[Records contained in a dataset]

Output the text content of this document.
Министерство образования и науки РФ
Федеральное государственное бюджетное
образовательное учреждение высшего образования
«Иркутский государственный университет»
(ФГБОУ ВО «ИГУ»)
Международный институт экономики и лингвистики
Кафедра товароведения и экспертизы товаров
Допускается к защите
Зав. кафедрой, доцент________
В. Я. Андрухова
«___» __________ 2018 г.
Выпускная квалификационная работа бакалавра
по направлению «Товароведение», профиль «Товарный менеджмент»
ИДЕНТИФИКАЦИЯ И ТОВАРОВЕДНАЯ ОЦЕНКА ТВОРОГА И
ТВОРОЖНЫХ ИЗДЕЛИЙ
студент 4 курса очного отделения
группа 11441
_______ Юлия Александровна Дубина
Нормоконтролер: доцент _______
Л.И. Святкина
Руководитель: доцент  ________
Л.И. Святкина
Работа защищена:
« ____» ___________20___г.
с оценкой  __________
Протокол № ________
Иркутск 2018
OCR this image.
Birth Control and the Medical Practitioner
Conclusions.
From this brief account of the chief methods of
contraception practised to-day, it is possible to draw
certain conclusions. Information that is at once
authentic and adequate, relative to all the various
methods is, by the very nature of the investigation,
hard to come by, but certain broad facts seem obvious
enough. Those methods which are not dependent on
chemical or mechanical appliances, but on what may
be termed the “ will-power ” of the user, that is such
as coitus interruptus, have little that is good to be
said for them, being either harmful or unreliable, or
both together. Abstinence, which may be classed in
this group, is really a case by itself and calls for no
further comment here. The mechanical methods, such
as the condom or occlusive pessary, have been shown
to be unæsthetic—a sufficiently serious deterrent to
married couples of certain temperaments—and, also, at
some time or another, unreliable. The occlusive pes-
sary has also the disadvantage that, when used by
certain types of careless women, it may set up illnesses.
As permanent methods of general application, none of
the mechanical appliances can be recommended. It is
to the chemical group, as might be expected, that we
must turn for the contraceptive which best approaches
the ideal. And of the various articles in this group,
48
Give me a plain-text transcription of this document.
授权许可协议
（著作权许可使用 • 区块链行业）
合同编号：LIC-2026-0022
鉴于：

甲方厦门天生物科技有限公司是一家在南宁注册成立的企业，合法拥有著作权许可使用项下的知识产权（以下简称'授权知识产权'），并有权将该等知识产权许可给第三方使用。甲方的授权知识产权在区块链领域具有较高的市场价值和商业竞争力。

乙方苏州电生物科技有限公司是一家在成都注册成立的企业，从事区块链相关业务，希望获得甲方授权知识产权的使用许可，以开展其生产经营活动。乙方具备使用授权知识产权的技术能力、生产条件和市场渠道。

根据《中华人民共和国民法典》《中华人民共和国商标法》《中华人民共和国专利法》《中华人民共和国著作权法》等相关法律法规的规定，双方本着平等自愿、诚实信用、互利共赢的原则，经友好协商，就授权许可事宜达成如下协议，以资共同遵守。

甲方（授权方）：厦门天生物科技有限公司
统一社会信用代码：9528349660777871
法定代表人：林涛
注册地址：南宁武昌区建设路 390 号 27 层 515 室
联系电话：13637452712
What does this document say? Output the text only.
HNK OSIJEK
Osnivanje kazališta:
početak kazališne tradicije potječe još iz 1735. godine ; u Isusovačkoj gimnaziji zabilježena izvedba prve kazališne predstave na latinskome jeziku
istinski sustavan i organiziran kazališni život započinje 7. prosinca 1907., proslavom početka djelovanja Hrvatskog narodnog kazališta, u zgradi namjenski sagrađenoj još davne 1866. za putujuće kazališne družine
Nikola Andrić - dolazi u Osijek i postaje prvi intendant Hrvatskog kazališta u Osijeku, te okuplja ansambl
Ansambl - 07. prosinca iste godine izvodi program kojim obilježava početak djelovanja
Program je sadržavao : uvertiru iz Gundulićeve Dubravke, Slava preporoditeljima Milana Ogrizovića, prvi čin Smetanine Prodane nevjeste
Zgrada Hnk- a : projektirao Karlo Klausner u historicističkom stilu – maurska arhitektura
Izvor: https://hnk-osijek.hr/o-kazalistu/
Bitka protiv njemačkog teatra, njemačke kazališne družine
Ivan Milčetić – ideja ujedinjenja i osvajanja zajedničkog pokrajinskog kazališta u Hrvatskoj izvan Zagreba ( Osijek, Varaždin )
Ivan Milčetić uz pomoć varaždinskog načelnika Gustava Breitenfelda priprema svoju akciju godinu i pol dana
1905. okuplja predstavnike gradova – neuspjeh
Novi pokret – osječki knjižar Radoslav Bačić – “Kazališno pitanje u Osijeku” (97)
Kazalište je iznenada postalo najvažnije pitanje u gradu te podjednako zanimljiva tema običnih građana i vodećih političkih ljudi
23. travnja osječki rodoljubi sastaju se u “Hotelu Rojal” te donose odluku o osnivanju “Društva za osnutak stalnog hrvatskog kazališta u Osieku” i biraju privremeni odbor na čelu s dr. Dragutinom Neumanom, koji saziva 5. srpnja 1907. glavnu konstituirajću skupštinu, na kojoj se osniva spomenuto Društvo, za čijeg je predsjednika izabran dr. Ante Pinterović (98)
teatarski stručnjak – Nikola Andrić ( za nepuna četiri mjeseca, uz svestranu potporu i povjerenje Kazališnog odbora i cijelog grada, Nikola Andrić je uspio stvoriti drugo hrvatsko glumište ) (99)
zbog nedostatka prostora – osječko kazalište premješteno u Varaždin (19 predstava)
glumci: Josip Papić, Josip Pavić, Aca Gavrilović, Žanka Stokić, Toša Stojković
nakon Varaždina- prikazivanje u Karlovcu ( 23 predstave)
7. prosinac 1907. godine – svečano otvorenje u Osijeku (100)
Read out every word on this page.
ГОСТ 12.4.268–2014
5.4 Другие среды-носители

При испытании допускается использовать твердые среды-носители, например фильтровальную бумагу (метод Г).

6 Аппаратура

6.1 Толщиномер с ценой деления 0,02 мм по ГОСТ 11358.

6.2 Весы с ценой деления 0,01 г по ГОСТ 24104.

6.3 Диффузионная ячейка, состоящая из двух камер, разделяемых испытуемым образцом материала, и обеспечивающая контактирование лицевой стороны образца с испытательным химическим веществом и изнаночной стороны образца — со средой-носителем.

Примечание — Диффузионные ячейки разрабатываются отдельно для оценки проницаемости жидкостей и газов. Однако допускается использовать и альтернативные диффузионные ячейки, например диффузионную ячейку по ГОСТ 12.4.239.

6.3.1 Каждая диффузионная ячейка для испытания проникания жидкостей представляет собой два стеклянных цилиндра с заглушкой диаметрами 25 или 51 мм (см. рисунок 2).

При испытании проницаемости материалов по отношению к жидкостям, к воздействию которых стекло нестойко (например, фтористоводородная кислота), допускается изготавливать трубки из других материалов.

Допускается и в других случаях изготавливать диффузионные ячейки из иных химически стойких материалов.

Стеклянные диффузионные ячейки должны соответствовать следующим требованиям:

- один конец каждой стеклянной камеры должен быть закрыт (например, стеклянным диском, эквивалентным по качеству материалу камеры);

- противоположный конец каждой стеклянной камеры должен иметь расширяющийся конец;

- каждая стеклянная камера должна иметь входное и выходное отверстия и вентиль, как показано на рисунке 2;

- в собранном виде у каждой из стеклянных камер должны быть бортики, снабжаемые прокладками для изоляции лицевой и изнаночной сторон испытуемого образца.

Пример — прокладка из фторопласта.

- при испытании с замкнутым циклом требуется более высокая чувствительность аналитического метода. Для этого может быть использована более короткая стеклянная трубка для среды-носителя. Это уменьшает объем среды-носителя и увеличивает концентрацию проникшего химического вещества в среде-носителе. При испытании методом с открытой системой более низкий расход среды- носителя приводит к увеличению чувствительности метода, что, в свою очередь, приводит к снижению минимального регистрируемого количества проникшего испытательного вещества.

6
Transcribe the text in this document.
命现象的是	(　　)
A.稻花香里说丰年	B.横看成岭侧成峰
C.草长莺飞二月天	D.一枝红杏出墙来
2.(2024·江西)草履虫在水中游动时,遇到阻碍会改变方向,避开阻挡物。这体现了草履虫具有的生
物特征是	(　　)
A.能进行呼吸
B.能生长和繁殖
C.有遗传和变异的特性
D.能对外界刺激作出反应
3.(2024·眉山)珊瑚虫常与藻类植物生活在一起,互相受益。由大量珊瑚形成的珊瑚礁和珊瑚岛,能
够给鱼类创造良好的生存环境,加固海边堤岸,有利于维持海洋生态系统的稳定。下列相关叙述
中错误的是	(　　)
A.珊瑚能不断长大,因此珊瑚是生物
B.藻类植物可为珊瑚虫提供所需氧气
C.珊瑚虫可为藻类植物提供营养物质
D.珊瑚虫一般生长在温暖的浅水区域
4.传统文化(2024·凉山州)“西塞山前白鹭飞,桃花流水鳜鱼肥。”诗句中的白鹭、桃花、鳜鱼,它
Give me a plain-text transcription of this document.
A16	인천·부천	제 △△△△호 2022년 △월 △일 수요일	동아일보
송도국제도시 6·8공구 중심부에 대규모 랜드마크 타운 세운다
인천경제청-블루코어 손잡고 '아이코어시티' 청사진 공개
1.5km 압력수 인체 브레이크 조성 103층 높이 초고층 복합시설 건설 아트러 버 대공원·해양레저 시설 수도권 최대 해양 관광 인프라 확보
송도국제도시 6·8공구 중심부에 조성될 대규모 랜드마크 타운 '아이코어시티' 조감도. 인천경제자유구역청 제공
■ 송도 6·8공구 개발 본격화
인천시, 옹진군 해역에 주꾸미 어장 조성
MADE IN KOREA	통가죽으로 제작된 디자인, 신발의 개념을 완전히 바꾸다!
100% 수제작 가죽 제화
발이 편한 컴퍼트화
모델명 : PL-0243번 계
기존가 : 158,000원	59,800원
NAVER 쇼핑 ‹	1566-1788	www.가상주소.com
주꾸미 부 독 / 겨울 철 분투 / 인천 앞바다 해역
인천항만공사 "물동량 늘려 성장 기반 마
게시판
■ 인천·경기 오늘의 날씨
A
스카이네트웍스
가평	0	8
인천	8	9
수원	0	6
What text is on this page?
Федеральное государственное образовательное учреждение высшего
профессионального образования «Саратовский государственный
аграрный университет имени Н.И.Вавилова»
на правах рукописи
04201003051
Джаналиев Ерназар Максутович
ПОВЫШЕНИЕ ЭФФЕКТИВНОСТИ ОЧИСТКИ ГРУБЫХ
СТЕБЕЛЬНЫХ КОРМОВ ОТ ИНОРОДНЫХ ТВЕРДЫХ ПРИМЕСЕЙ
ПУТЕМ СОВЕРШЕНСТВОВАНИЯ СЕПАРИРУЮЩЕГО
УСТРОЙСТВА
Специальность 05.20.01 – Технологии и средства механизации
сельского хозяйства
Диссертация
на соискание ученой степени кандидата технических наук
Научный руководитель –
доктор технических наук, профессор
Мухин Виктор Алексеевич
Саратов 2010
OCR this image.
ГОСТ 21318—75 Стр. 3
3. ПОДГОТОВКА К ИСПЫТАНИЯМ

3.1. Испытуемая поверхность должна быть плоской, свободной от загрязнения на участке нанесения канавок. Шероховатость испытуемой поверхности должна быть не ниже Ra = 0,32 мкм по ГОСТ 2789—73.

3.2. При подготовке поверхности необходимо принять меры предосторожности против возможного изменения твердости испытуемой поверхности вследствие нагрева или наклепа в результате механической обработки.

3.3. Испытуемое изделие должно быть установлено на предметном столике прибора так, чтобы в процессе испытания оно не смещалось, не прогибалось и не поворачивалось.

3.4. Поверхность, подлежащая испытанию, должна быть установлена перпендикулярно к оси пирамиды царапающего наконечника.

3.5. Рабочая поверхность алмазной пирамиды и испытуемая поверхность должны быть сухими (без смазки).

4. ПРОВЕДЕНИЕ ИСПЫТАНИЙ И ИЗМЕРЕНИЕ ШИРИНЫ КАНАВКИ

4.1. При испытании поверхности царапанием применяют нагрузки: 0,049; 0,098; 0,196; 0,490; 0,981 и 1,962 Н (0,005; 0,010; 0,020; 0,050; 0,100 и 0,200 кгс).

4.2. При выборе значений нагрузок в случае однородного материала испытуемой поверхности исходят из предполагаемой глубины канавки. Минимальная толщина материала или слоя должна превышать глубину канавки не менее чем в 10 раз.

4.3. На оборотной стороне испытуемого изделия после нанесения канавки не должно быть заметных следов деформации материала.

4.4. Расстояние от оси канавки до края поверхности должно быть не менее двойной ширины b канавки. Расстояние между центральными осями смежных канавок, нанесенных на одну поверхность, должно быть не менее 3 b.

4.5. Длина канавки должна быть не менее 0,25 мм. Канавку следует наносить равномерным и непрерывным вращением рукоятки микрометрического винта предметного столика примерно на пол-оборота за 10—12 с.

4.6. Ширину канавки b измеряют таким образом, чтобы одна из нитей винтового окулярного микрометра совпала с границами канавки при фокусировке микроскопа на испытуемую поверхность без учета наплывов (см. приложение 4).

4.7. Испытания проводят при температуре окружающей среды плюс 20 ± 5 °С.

Required task: Show each line of the data that contains the string "каждой".

Solution to the problem:
- один конец каждой стеклянной камеры должен быть закрыт (например, стеклянным диском, эквивалентным по качеству материалу камеры);
- противоположный конец каждой стеклянной камеры должен иметь расширяющийся конец;
- в собранном виде у каждой из стеклянных камер должны быть бортики, снабжаемые прокладками для изоляции лицевой и изнаночной сторон испытуемого образца.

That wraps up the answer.